→ **Information given**:
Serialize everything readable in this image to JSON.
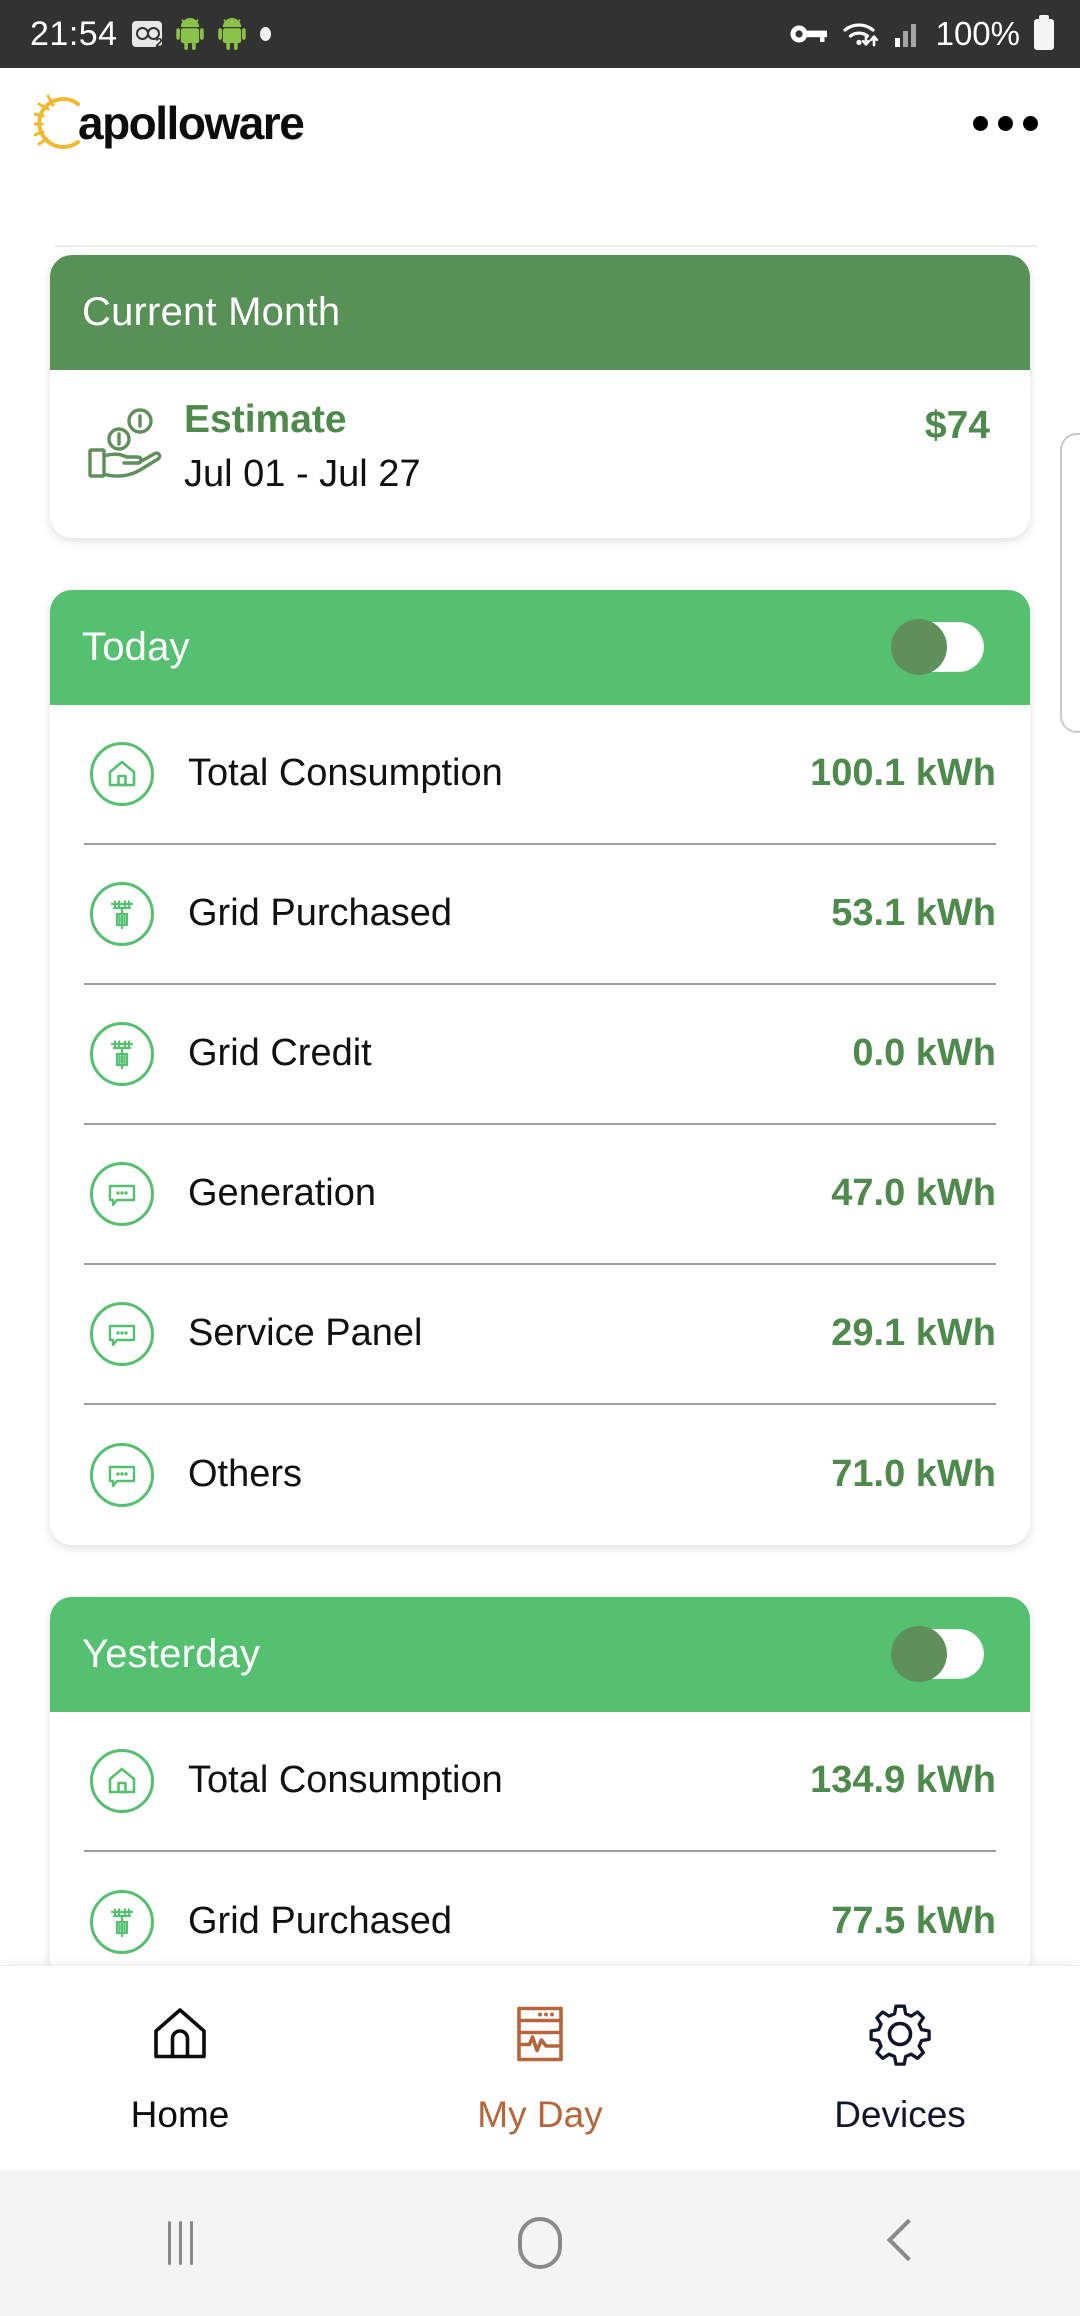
{
  "status_bar": {
    "time": "21:54",
    "voicemail_badge": "2",
    "battery_percent": "100%",
    "icons": [
      "voicemail-icon",
      "android-robot-icon",
      "android-robot-icon",
      "dot-icon",
      "vpn-key-icon",
      "wifi-icon",
      "cellular-signal-icon",
      "battery-icon"
    ]
  },
  "header": {
    "logo_text": "apolloware",
    "overflow_label": "overflow-menu"
  },
  "current_month": {
    "title": "Current Month",
    "estimate_label": "Estimate",
    "date_range": "Jul 01 - Jul 27",
    "amount": "$74",
    "icon": "hand-coins-icon"
  },
  "today": {
    "title": "Today",
    "toggle_on": false,
    "rows": [
      {
        "icon": "home-icon",
        "label": "Total Consumption",
        "value": "100.1 kWh"
      },
      {
        "icon": "utility-pole-icon",
        "label": "Grid Purchased",
        "value": "53.1 kWh"
      },
      {
        "icon": "utility-pole-icon",
        "label": "Grid Credit",
        "value": "0.0 kWh"
      },
      {
        "icon": "speech-bubble-icon",
        "label": "Generation",
        "value": "47.0 kWh"
      },
      {
        "icon": "speech-bubble-icon",
        "label": "Service Panel",
        "value": "29.1 kWh"
      },
      {
        "icon": "speech-bubble-icon",
        "label": "Others",
        "value": "71.0 kWh"
      }
    ]
  },
  "yesterday": {
    "title": "Yesterday",
    "toggle_on": false,
    "rows": [
      {
        "icon": "home-icon",
        "label": "Total Consumption",
        "value": "134.9 kWh"
      },
      {
        "icon": "utility-pole-icon",
        "label": "Grid Purchased",
        "value": "77.5 kWh"
      }
    ]
  },
  "bottom_nav": {
    "items": [
      {
        "icon": "home-icon",
        "label": "Home",
        "active": false
      },
      {
        "icon": "monitor-chart-icon",
        "label": "My Day",
        "active": true
      },
      {
        "icon": "gear-icon",
        "label": "Devices",
        "active": false
      }
    ]
  },
  "system_nav": {
    "recents": "recent-apps-button",
    "home": "home-button",
    "back": "back-button"
  },
  "colors": {
    "header_dark_green": "#589156",
    "header_light_green": "#55c070",
    "value_green": "#4d8a4b",
    "accent_orange": "#b6663a",
    "status_bar_bg": "#323232"
  }
}
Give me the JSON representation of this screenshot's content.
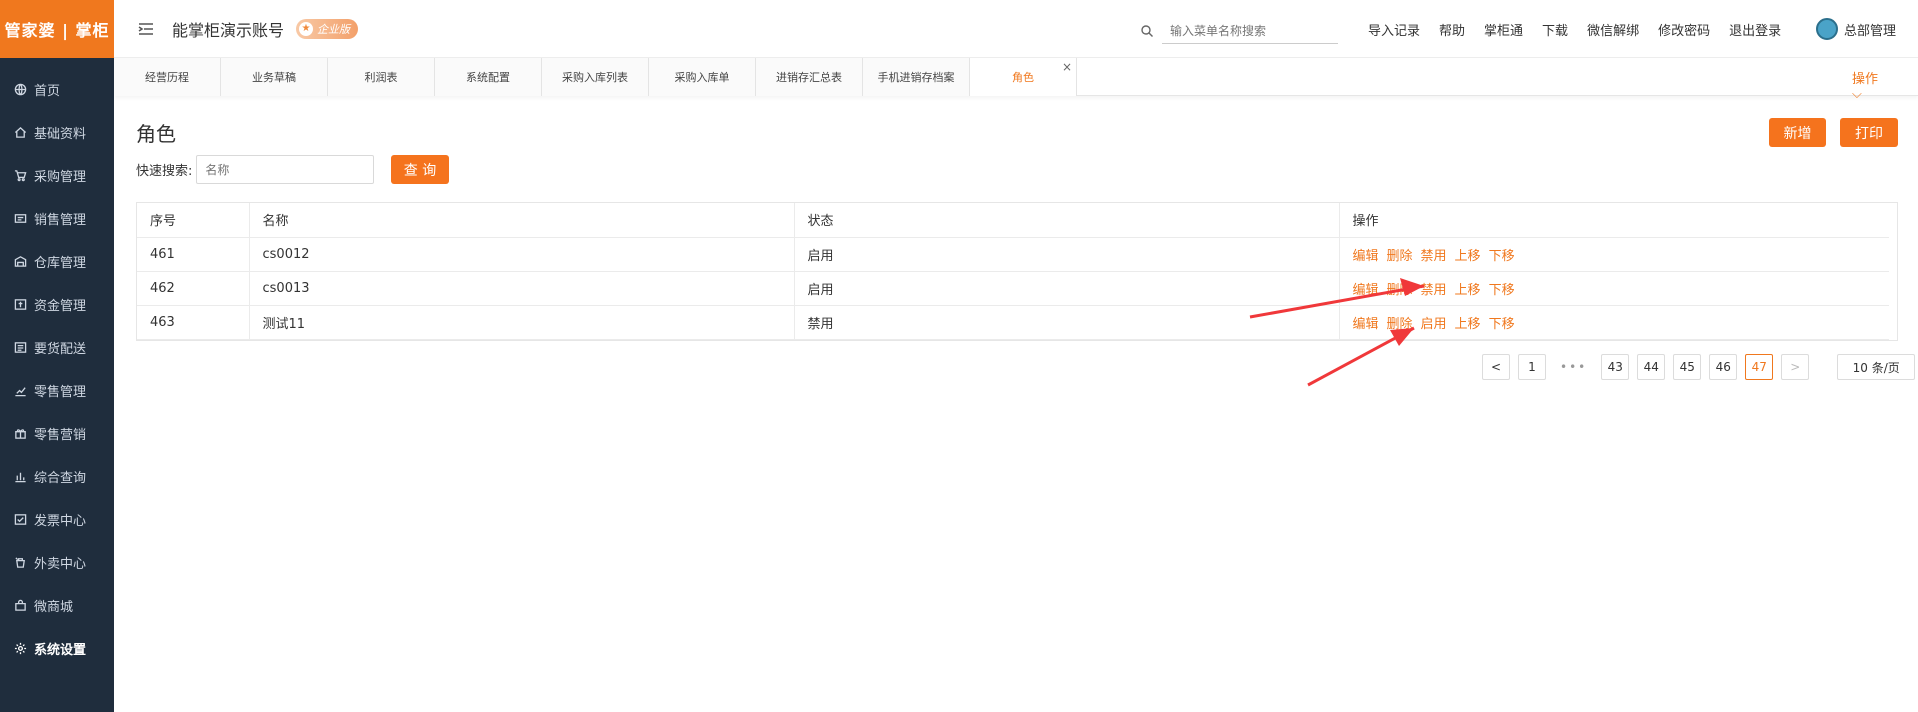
{
  "brand": {
    "logo_text": "管家婆 | 掌柜",
    "accent": "#f5731d",
    "sidebar_bg": "#1f2d3d"
  },
  "sidebar": {
    "items": [
      {
        "label": "首页",
        "icon": "globe-icon"
      },
      {
        "label": "基础资料",
        "icon": "home-icon"
      },
      {
        "label": "采购管理",
        "icon": "cart-icon"
      },
      {
        "label": "销售管理",
        "icon": "register-icon"
      },
      {
        "label": "仓库管理",
        "icon": "warehouse-icon"
      },
      {
        "label": "资金管理",
        "icon": "money-icon"
      },
      {
        "label": "要货配送",
        "icon": "delivery-icon"
      },
      {
        "label": "零售管理",
        "icon": "chart-icon"
      },
      {
        "label": "零售营销",
        "icon": "gift-icon"
      },
      {
        "label": "综合查询",
        "icon": "bar-chart-icon"
      },
      {
        "label": "发票中心",
        "icon": "invoice-icon"
      },
      {
        "label": "外卖中心",
        "icon": "takeout-icon"
      },
      {
        "label": "微商城",
        "icon": "shop-icon"
      },
      {
        "label": "系统设置",
        "icon": "gear-icon",
        "active": true
      }
    ]
  },
  "header": {
    "account_title": "能掌柜演示账号",
    "badge": "企业版",
    "search_placeholder": "输入菜单名称搜索",
    "links": [
      "导入记录",
      "帮助",
      "掌柜通",
      "下载",
      "微信解绑",
      "修改密码",
      "退出登录"
    ],
    "user_name": "总部管理"
  },
  "tabs": {
    "items": [
      "经营历程",
      "业务草稿",
      "利润表",
      "系统配置",
      "采购入库列表",
      "采购入库单",
      "进销存汇总表",
      "手机进销存档案",
      "角色"
    ],
    "active_index": 8,
    "ops_label": "操作"
  },
  "page": {
    "title": "角色",
    "add_label": "新增",
    "print_label": "打印",
    "quick_search_label": "快速搜索:",
    "quick_search_placeholder": "名称",
    "query_label": "查 询"
  },
  "table": {
    "headers": [
      "序号",
      "名称",
      "状态",
      "操作"
    ],
    "rows": [
      {
        "no": "461",
        "name": "cs0012",
        "state": "启用",
        "ops": [
          "编辑",
          "删除",
          "禁用",
          "上移",
          "下移"
        ]
      },
      {
        "no": "462",
        "name": "cs0013",
        "state": "启用",
        "ops": [
          "编辑",
          "删除",
          "禁用",
          "上移",
          "下移"
        ]
      },
      {
        "no": "463",
        "name": "测试11",
        "state": "禁用",
        "ops": [
          "编辑",
          "删除",
          "启用",
          "上移",
          "下移"
        ]
      }
    ]
  },
  "pagination": {
    "prev": "<",
    "pages": [
      "1",
      "43",
      "44",
      "45",
      "46",
      "47"
    ],
    "ellipsis": "•••",
    "current": "47",
    "next": ">",
    "page_size": "10 条/页"
  },
  "annotation_color": "#f0383a"
}
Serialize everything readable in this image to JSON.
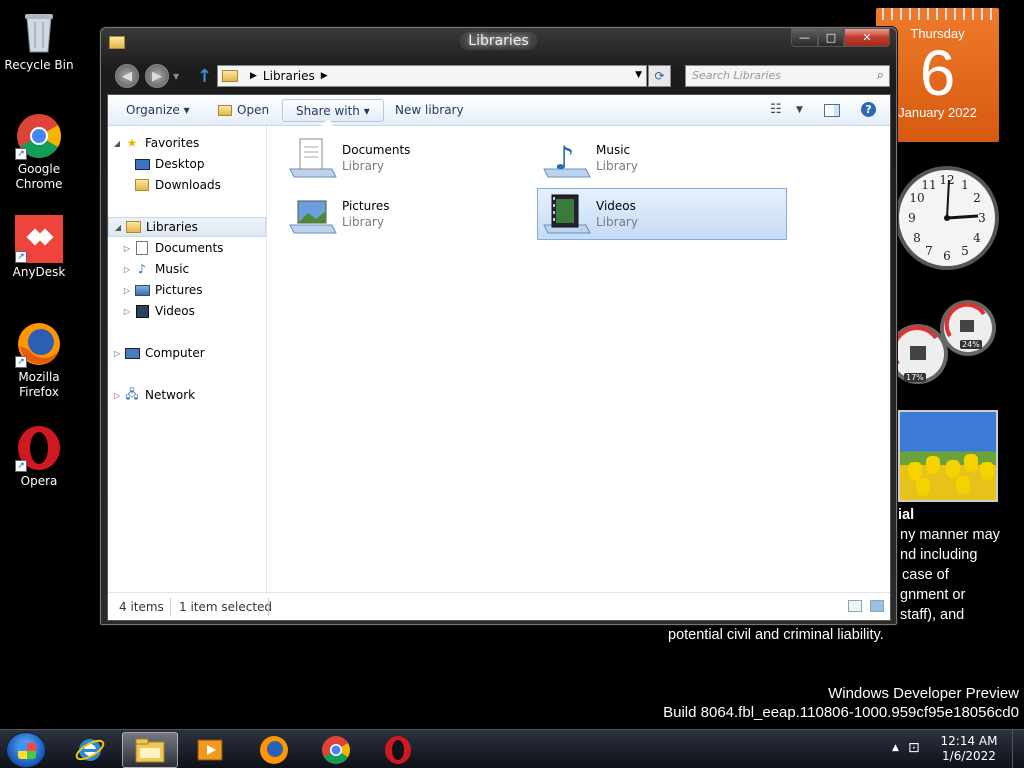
{
  "desktop": {
    "icons": [
      {
        "label": "Recycle Bin"
      },
      {
        "label": "Google Chrome"
      },
      {
        "label": "AnyDesk"
      },
      {
        "label": "Mozilla Firefox"
      },
      {
        "label": "Opera"
      }
    ]
  },
  "gadgets": {
    "calendar": {
      "weekday": "Thursday",
      "day": "6",
      "month_year": "January 2022"
    },
    "clock": {
      "time": "12:14"
    },
    "cpu_meter": {
      "cpu": "17%",
      "memory": "24%"
    }
  },
  "legal_text": {
    "title": "ial",
    "lines": [
      "ny manner may",
      "nd including",
      "case of",
      "gnment or",
      "staff), and",
      "potential civil and criminal liability."
    ]
  },
  "watermark": {
    "line1": "Windows Developer Preview",
    "line2": "Build 8064.fbl_eeap.110806-1000.959cf95e18056cd0"
  },
  "window": {
    "title": "Libraries",
    "caption": {
      "minimize": "—",
      "maximize": "□",
      "close": "✕"
    },
    "address": {
      "crumb": "Libraries"
    },
    "search_placeholder": "Search Libraries",
    "toolbar": {
      "organize": "Organize ▾",
      "open": "Open",
      "share_with": "Share with ▾",
      "new_library": "New library",
      "help": "?"
    },
    "nav": {
      "favorites": "Favorites",
      "desktop": "Desktop",
      "downloads": "Downloads",
      "libraries": "Libraries",
      "documents": "Documents",
      "music": "Music",
      "pictures": "Pictures",
      "videos": "Videos",
      "computer": "Computer",
      "network": "Network"
    },
    "libraries": [
      {
        "name": "Documents",
        "type": "Library"
      },
      {
        "name": "Music",
        "type": "Library"
      },
      {
        "name": "Pictures",
        "type": "Library"
      },
      {
        "name": "Videos",
        "type": "Library"
      }
    ],
    "status": {
      "count": "4 items",
      "selected": "1 item selected"
    }
  },
  "taskbar": {
    "clock": {
      "time": "12:14 AM",
      "date": "1/6/2022"
    }
  }
}
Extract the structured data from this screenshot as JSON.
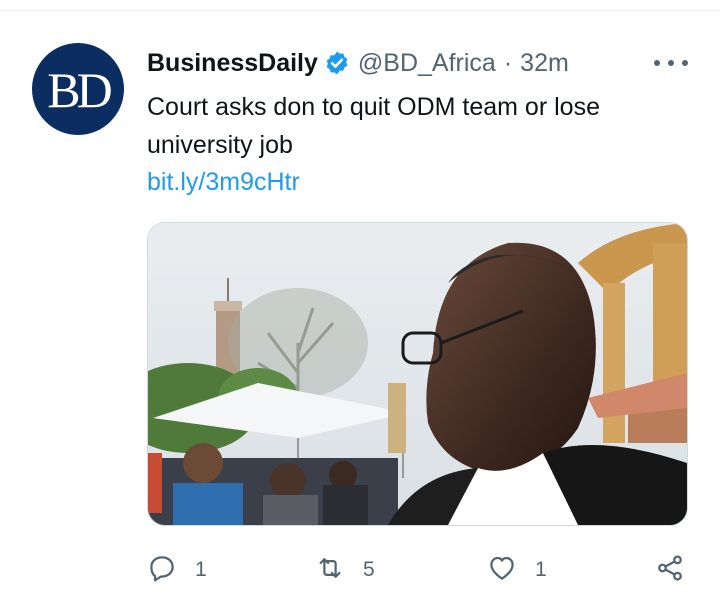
{
  "tweet": {
    "avatar_text": "BD",
    "display_name": "BusinessDaily",
    "handle": "@BD_Africa",
    "separator": "·",
    "time": "32m",
    "text": "Court asks don to quit ODM team or lose university job",
    "link": "bit.ly/3m9cHtr",
    "icons": [
      "verified-badge-icon",
      "more-options-icon",
      "reply-icon",
      "retweet-icon",
      "like-icon",
      "share-icon"
    ],
    "actions": {
      "replies": "1",
      "retweets": "5",
      "likes": "1"
    }
  },
  "colors": {
    "brand": "#0c2d62",
    "link": "#1d9bf0",
    "secondary_text": "#536471"
  }
}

→ **Your task**:
Where a line above contains the string "screenshot", copy that line.

→ **Full output**:
Give me the JSON representation of this screenshot's content.
Extract the structured data from this screenshot as JSON.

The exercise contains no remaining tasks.